== SOURCE DATA ==

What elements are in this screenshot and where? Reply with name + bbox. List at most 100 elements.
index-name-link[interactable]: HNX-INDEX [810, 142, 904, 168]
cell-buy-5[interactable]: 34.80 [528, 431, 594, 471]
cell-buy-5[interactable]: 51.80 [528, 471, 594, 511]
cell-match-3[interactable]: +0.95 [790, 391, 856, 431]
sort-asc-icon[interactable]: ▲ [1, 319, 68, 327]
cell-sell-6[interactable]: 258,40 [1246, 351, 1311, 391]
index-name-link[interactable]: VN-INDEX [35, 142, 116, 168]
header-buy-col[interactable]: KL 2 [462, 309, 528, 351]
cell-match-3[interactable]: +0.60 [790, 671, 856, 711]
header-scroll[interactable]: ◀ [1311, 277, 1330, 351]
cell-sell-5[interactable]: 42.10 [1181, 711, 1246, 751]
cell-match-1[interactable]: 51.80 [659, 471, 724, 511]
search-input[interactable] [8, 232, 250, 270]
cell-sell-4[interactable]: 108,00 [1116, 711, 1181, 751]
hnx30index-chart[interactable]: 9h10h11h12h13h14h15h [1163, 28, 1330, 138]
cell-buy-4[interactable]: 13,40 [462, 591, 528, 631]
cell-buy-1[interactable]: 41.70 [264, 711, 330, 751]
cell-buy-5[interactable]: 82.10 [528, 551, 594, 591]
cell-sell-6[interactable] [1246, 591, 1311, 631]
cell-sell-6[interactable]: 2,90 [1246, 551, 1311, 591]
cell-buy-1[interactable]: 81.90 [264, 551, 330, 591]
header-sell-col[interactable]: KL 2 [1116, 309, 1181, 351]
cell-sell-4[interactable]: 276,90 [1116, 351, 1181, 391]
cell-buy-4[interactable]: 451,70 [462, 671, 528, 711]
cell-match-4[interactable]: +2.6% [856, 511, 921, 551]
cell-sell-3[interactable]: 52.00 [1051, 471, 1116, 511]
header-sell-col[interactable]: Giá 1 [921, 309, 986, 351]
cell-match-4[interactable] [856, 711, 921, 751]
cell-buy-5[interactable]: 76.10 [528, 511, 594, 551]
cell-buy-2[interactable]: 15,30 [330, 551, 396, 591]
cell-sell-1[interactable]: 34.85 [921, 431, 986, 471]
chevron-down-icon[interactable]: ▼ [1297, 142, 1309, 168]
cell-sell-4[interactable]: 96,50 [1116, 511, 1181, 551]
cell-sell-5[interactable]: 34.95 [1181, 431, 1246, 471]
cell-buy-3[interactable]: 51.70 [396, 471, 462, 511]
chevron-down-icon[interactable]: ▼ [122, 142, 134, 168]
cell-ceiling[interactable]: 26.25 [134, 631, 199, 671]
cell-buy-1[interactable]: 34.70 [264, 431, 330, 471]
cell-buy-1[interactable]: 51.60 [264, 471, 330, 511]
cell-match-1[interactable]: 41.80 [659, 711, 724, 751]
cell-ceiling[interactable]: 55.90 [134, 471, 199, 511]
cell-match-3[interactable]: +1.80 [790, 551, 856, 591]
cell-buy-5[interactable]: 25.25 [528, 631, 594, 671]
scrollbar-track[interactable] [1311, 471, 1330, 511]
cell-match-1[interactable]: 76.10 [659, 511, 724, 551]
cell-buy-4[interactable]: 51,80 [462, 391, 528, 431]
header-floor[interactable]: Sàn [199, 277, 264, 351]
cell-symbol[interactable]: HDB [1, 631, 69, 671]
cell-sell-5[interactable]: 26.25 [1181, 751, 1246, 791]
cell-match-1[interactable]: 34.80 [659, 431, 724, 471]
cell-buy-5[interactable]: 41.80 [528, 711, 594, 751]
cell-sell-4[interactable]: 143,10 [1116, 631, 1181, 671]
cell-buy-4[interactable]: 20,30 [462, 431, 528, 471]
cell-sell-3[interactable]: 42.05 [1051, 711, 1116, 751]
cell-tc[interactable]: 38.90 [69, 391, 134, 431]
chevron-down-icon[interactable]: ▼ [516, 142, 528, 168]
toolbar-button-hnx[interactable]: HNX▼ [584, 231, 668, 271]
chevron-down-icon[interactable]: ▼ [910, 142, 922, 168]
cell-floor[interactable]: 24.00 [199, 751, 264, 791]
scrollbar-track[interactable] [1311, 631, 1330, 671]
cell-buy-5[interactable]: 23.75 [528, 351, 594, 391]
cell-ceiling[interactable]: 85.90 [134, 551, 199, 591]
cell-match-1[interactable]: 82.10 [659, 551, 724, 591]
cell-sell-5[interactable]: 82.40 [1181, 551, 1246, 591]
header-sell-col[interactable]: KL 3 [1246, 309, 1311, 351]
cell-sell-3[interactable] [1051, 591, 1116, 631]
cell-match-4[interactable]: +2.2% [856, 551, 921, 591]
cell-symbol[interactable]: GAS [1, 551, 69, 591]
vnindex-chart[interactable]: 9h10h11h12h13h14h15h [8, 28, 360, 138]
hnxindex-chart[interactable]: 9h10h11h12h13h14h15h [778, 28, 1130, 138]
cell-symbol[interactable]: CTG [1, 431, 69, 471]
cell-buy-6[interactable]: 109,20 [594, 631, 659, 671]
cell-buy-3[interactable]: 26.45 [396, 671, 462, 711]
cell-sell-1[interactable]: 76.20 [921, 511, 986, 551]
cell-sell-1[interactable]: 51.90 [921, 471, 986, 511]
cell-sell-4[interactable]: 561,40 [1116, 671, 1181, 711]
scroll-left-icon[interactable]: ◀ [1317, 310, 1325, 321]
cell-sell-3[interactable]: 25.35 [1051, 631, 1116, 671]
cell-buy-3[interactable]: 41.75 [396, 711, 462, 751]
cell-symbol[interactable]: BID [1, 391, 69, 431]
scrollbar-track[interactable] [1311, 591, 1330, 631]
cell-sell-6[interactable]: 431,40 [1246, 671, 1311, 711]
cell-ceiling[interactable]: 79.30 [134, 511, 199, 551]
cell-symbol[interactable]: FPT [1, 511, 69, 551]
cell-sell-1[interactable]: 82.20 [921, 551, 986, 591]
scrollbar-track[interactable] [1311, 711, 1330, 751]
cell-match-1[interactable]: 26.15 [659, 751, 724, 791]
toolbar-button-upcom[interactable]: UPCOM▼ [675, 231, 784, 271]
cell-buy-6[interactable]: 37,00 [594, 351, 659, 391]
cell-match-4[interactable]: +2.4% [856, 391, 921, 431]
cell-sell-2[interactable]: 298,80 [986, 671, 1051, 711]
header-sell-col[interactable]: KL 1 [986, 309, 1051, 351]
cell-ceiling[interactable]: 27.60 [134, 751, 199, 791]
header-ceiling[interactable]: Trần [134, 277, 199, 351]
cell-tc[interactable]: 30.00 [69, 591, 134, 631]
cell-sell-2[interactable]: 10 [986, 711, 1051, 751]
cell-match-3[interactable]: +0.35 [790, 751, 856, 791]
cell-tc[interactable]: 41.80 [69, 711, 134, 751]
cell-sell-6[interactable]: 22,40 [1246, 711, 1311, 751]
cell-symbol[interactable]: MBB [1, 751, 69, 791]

===

TASK DESCRIPTION
Please turn everything from the start of the listing down to the line containing "cell-buy-5[interactable]: 76.10 [528, 511, 594, 551]" into a numbered list, including that line and skipping any blank lines.

EXERCISE RESULT
1. What elements are in this screenshot and where? Reply with name + bbox. List at most 100 elements.
2. index-name-link[interactable]: HNX-INDEX [810, 142, 904, 168]
3. cell-buy-5[interactable]: 34.80 [528, 431, 594, 471]
4. cell-buy-5[interactable]: 51.80 [528, 471, 594, 511]
5. cell-match-3[interactable]: +0.95 [790, 391, 856, 431]
6. sort-asc-icon[interactable]: ▲ [1, 319, 68, 327]
7. cell-sell-6[interactable]: 258,40 [1246, 351, 1311, 391]
8. index-name-link[interactable]: VN-INDEX [35, 142, 116, 168]
9. header-buy-col[interactable]: KL 2 [462, 309, 528, 351]
10. cell-match-3[interactable]: +0.60 [790, 671, 856, 711]
11. header-scroll[interactable]: ◀ [1311, 277, 1330, 351]
12. cell-sell-5[interactable]: 42.10 [1181, 711, 1246, 751]
13. cell-match-1[interactable]: 51.80 [659, 471, 724, 511]
14. search-input[interactable] [8, 232, 250, 270]
15. cell-sell-4[interactable]: 108,00 [1116, 711, 1181, 751]
16. hnx30index-chart[interactable]: 9h10h11h12h13h14h15h [1163, 28, 1330, 138]
17. cell-buy-4[interactable]: 13,40 [462, 591, 528, 631]
18. cell-buy-1[interactable]: 41.70 [264, 711, 330, 751]
19. cell-buy-5[interactable]: 82.10 [528, 551, 594, 591]
20. cell-sell-6[interactable] [1246, 591, 1311, 631]
21. cell-sell-6[interactable]: 2,90 [1246, 551, 1311, 591]
22. cell-buy-1[interactable]: 81.90 [264, 551, 330, 591]
23. header-sell-col[interactable]: KL 2 [1116, 309, 1181, 351]
24. cell-sell-4[interactable]: 276,90 [1116, 351, 1181, 391]
25. cell-buy-4[interactable]: 451,70 [462, 671, 528, 711]
26. cell-match-4[interactable]: +2.6% [856, 511, 921, 551]
27. cell-sell-3[interactable]: 52.00 [1051, 471, 1116, 511]
28. header-sell-col[interactable]: Giá 1 [921, 309, 986, 351]
29. cell-match-4[interactable] [856, 711, 921, 751]
30. cell-buy-5[interactable]: 76.10 [528, 511, 594, 551]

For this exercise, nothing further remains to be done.